--- begin Available data ---
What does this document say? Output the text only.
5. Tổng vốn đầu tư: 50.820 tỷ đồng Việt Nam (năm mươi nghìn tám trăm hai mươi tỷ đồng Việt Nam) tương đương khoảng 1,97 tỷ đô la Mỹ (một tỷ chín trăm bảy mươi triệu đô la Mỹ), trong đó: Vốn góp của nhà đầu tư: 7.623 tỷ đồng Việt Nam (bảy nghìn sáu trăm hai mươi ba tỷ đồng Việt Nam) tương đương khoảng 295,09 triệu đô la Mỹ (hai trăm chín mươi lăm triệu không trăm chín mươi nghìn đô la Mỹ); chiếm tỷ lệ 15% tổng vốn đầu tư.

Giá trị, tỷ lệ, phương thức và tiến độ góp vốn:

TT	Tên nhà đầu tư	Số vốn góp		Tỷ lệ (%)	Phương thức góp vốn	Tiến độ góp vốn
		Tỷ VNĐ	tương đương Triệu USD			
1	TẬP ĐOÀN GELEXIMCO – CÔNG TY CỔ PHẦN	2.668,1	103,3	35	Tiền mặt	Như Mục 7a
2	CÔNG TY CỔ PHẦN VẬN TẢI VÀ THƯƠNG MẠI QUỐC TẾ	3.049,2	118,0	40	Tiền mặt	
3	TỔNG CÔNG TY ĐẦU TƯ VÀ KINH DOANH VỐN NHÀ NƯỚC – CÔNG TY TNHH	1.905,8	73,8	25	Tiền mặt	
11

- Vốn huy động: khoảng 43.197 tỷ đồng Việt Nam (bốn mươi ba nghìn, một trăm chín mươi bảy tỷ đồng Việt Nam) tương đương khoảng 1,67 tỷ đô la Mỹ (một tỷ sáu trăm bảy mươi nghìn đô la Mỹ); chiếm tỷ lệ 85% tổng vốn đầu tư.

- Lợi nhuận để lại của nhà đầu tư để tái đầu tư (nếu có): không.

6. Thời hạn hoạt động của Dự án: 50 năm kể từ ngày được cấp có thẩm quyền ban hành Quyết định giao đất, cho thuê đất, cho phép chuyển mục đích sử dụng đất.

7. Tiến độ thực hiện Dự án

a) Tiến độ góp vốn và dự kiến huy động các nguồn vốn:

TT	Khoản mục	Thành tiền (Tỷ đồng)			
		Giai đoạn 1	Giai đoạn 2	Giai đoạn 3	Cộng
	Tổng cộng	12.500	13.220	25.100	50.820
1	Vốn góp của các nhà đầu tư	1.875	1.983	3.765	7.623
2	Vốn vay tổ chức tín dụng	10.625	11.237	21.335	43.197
--- end Available data ---
# What the exercise asks
Each line of the material should be duplicated exactly, please.

# Result for this task
What does this document say? Output the text only.
5. Tổng vốn đầu tư: 50.820 tỷ đồng Việt Nam (năm mươi nghìn tám trăm hai mươi tỷ đồng Việt Nam) tương đương khoảng 1,97 tỷ đô la Mỹ (một tỷ chín trăm bảy mươi triệu đô la Mỹ), trong đó: Vốn góp của nhà đầu tư: 7.623 tỷ đồng Việt Nam (bảy nghìn sáu trăm hai mươi ba tỷ đồng Việt Nam) tương đương khoảng 295,09 triệu đô la Mỹ (hai trăm chín mươi lăm triệu không trăm chín mươi nghìn đô la Mỹ); chiếm tỷ lệ 15% tổng vốn đầu tư.

Giá trị, tỷ lệ, phương thức và tiến độ góp vốn:

TT	Tên nhà đầu tư	Số vốn góp		Tỷ lệ (%)	Phương thức góp vốn	Tiến độ góp vốn
		Tỷ VNĐ	tương đương Triệu USD			
1	TẬP ĐOÀN GELEXIMCO – CÔNG TY CỔ PHẦN	2.668,1	103,3	35	Tiền mặt	Như Mục 7a
2	CÔNG TY CỔ PHẦN VẬN TẢI VÀ THƯƠNG MẠI QUỐC TẾ	3.049,2	118,0	40	Tiền mặt	
3	TỔNG CÔNG TY ĐẦU TƯ VÀ KINH DOANH VỐN NHÀ NƯỚC – CÔNG TY TNHH	1.905,8	73,8	25	Tiền mặt	
11

- Vốn huy động: khoảng 43.197 tỷ đồng Việt Nam (bốn mươi ba nghìn, một trăm chín mươi bảy tỷ đồng Việt Nam) tương đương khoảng 1,67 tỷ đô la Mỹ (một tỷ sáu trăm bảy mươi nghìn đô la Mỹ); chiếm tỷ lệ 85% tổng vốn đầu tư.

- Lợi nhuận để lại của nhà đầu tư để tái đầu tư (nếu có): không.

6. Thời hạn hoạt động của Dự án: 50 năm kể từ ngày được cấp có thẩm quyền ban hành Quyết định giao đất, cho thuê đất, cho phép chuyển mục đích sử dụng đất.

7. Tiến độ thực hiện Dự án

a) Tiến độ góp vốn và dự kiến huy động các nguồn vốn:

TT	Khoản mục	Thành tiền (Tỷ đồng)			
		Giai đoạn 1	Giai đoạn 2	Giai đoạn 3	Cộng
	Tổng cộng	12.500	13.220	25.100	50.820
1	Vốn góp của các nhà đầu tư	1.875	1.983	3.765	7.623
2	Vốn vay tổ chức tín dụng	10.625	11.237	21.335	43.197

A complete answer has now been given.